• **Given exercise**: Repeat the listing in full. Nothing may be added or left out.

Start of Dataset

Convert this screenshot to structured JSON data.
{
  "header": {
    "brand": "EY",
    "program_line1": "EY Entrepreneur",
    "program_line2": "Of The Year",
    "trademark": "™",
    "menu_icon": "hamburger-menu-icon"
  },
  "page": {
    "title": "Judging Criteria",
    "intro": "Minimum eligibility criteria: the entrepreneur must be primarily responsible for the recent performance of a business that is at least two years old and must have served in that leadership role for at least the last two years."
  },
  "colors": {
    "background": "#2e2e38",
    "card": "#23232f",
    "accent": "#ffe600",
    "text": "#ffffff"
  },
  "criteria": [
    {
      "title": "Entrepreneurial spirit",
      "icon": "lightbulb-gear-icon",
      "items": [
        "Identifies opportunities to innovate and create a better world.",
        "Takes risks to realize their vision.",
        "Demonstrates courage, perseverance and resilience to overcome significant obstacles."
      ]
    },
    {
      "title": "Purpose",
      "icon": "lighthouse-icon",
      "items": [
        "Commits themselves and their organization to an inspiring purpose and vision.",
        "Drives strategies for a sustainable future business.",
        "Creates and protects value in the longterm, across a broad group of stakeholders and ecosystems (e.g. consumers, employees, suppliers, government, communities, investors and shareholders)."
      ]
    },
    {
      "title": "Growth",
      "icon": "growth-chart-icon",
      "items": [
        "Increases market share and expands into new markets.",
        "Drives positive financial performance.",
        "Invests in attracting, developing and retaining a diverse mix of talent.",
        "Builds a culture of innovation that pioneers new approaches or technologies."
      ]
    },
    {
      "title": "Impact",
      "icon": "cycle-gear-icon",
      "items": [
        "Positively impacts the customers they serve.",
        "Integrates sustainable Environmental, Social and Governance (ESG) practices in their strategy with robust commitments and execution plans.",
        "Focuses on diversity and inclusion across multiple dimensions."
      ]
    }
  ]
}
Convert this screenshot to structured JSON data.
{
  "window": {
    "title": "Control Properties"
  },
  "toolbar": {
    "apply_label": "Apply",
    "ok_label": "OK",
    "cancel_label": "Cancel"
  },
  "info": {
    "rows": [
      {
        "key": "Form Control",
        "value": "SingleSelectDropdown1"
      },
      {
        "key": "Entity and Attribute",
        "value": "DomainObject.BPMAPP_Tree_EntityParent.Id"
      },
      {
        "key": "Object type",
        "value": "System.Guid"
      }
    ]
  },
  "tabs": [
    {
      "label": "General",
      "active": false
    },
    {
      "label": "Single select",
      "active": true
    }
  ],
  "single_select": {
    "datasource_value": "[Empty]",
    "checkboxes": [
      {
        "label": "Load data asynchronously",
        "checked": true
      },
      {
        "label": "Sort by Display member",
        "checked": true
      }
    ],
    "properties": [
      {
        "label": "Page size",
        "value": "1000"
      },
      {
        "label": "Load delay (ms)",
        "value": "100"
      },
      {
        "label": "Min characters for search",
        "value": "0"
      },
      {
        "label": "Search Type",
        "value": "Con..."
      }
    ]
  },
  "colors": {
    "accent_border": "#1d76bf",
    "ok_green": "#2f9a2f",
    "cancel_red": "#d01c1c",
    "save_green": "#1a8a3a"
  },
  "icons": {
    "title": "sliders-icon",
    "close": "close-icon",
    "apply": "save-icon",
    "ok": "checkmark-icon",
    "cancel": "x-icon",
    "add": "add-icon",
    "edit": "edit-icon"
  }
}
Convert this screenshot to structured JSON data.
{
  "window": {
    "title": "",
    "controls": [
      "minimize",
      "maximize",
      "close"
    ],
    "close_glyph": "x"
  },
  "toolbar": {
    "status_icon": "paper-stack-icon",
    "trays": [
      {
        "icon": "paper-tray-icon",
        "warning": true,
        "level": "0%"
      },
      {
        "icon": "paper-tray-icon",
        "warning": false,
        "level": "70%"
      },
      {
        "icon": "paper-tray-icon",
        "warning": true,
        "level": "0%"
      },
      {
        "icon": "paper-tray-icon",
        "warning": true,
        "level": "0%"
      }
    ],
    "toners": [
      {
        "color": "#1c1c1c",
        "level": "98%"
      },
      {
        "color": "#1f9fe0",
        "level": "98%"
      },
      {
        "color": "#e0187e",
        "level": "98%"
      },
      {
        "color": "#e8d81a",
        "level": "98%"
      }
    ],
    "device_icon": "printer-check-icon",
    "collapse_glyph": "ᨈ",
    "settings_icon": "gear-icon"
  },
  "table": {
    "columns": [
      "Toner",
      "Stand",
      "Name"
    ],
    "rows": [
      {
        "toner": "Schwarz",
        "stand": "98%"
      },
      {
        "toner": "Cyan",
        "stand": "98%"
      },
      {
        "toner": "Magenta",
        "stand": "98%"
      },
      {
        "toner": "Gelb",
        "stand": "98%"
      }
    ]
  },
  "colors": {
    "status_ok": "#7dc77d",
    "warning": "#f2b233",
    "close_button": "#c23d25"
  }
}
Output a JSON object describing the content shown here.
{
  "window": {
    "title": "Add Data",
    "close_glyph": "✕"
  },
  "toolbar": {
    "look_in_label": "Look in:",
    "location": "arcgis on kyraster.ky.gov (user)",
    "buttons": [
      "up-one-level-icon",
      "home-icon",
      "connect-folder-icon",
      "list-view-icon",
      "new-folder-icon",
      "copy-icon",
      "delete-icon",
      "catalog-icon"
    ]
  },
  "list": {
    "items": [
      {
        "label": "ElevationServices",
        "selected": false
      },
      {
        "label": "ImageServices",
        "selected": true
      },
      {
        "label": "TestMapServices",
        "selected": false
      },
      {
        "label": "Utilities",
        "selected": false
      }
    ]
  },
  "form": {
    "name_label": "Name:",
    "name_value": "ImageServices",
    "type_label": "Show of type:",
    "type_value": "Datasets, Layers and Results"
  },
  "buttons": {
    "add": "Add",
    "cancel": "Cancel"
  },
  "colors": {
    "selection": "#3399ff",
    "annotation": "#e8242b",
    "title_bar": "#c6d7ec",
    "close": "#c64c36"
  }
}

End of Dataset

• **Response**:
Convert this screenshot to structured JSON data.
{
  "header": {
    "brand": "EY",
    "program_line1": "EY Entrepreneur",
    "program_line2": "Of The Year",
    "trademark": "™",
    "menu_icon": "hamburger-menu-icon"
  },
  "page": {
    "title": "Judging Criteria",
    "intro": "Minimum eligibility criteria: the entrepreneur must be primarily responsible for the recent performance of a business that is at least two years old and must have served in that leadership role for at least the last two years."
  },
  "colors": {
    "background": "#2e2e38",
    "card": "#23232f",
    "accent": "#ffe600",
    "text": "#ffffff"
  },
  "criteria": [
    {
      "title": "Entrepreneurial spirit",
      "icon": "lightbulb-gear-icon",
      "items": [
        "Identifies opportunities to innovate and create a better world.",
        "Takes risks to realize their vision.",
        "Demonstrates courage, perseverance and resilience to overcome significant obstacles."
      ]
    },
    {
      "title": "Purpose",
      "icon": "lighthouse-icon",
      "items": [
        "Commits themselves and their organization to an inspiring purpose and vision.",
        "Drives strategies for a sustainable future business.",
        "Creates and protects value in the longterm, across a broad group of stakeholders and ecosystems (e.g. consumers, employees, suppliers, government, communities, investors and shareholders)."
      ]
    },
    {
      "title": "Growth",
      "icon": "growth-chart-icon",
      "items": [
        "Increases market share and expands into new markets.",
        "Drives positive financial performance.",
        "Invests in attracting, developing and retaining a diverse mix of talent.",
        "Builds a culture of innovation that pioneers new approaches or technologies."
      ]
    },
    {
      "title": "Impact",
      "icon": "cycle-gear-icon",
      "items": [
        "Positively impacts the customers they serve.",
        "Integrates sustainable Environmental, Social and Governance (ESG) practices in their strategy with robust commitments and execution plans.",
        "Focuses on diversity and inclusion across multiple dimensions."
      ]
    }
  ]
}
Convert this screenshot to structured JSON data.
{
  "window": {
    "title": "Control Properties"
  },
  "toolbar": {
    "apply_label": "Apply",
    "ok_label": "OK",
    "cancel_label": "Cancel"
  },
  "info": {
    "rows": [
      {
        "key": "Form Control",
        "value": "SingleSelectDropdown1"
      },
      {
        "key": "Entity and Attribute",
        "value": "DomainObject.BPMAPP_Tree_EntityParent.Id"
      },
      {
        "key": "Object type",
        "value": "System.Guid"
      }
    ]
  },
  "tabs": [
    {
      "label": "General",
      "active": false
    },
    {
      "label": "Single select",
      "active": true
    }
  ],
  "single_select": {
    "datasource_value": "[Empty]",
    "checkboxes": [
      {
        "label": "Load data asynchronously",
        "checked": true
      },
      {
        "label": "Sort by Display member",
        "checked": true
      }
    ],
    "properties": [
      {
        "label": "Page size",
        "value": "1000"
      },
      {
        "label": "Load delay (ms)",
        "value": "100"
      },
      {
        "label": "Min characters for search",
        "value": "0"
      },
      {
        "label": "Search Type",
        "value": "Con..."
      }
    ]
  },
  "colors": {
    "accent_border": "#1d76bf",
    "ok_green": "#2f9a2f",
    "cancel_red": "#d01c1c",
    "save_green": "#1a8a3a"
  },
  "icons": {
    "title": "sliders-icon",
    "close": "close-icon",
    "apply": "save-icon",
    "ok": "checkmark-icon",
    "cancel": "x-icon",
    "add": "add-icon",
    "edit": "edit-icon"
  }
}
Convert this screenshot to structured JSON data.
{
  "window": {
    "title": "",
    "controls": [
      "minimize",
      "maximize",
      "close"
    ],
    "close_glyph": "x"
  },
  "toolbar": {
    "status_icon": "paper-stack-icon",
    "trays": [
      {
        "icon": "paper-tray-icon",
        "warning": true,
        "level": "0%"
      },
      {
        "icon": "paper-tray-icon",
        "warning": false,
        "level": "70%"
      },
      {
        "icon": "paper-tray-icon",
        "warning": true,
        "level": "0%"
      },
      {
        "icon": "paper-tray-icon",
        "warning": true,
        "level": "0%"
      }
    ],
    "toners": [
      {
        "color": "#1c1c1c",
        "level": "98%"
      },
      {
        "color": "#1f9fe0",
        "level": "98%"
      },
      {
        "color": "#e0187e",
        "level": "98%"
      },
      {
        "color": "#e8d81a",
        "level": "98%"
      }
    ],
    "device_icon": "printer-check-icon",
    "collapse_glyph": "ᨈ",
    "settings_icon": "gear-icon"
  },
  "table": {
    "columns": [
      "Toner",
      "Stand",
      "Name"
    ],
    "rows": [
      {
        "toner": "Schwarz",
        "stand": "98%"
      },
      {
        "toner": "Cyan",
        "stand": "98%"
      },
      {
        "toner": "Magenta",
        "stand": "98%"
      },
      {
        "toner": "Gelb",
        "stand": "98%"
      }
    ]
  },
  "colors": {
    "status_ok": "#7dc77d",
    "warning": "#f2b233",
    "close_button": "#c23d25"
  }
}
Output a JSON object describing the content shown here.
{
  "window": {
    "title": "Add Data",
    "close_glyph": "✕"
  },
  "toolbar": {
    "look_in_label": "Look in:",
    "location": "arcgis on kyraster.ky.gov (user)",
    "buttons": [
      "up-one-level-icon",
      "home-icon",
      "connect-folder-icon",
      "list-view-icon",
      "new-folder-icon",
      "copy-icon",
      "delete-icon",
      "catalog-icon"
    ]
  },
  "list": {
    "items": [
      {
        "label": "ElevationServices",
        "selected": false
      },
      {
        "label": "ImageServices",
        "selected": true
      },
      {
        "label": "TestMapServices",
        "selected": false
      },
      {
        "label": "Utilities",
        "selected": false
      }
    ]
  },
  "form": {
    "name_label": "Name:",
    "name_value": "ImageServices",
    "type_label": "Show of type:",
    "type_value": "Datasets, Layers and Results"
  },
  "buttons": {
    "add": "Add",
    "cancel": "Cancel"
  },
  "colors": {
    "selection": "#3399ff",
    "annotation": "#e8242b",
    "title_bar": "#c6d7ec",
    "close": "#c64c36"
  }
}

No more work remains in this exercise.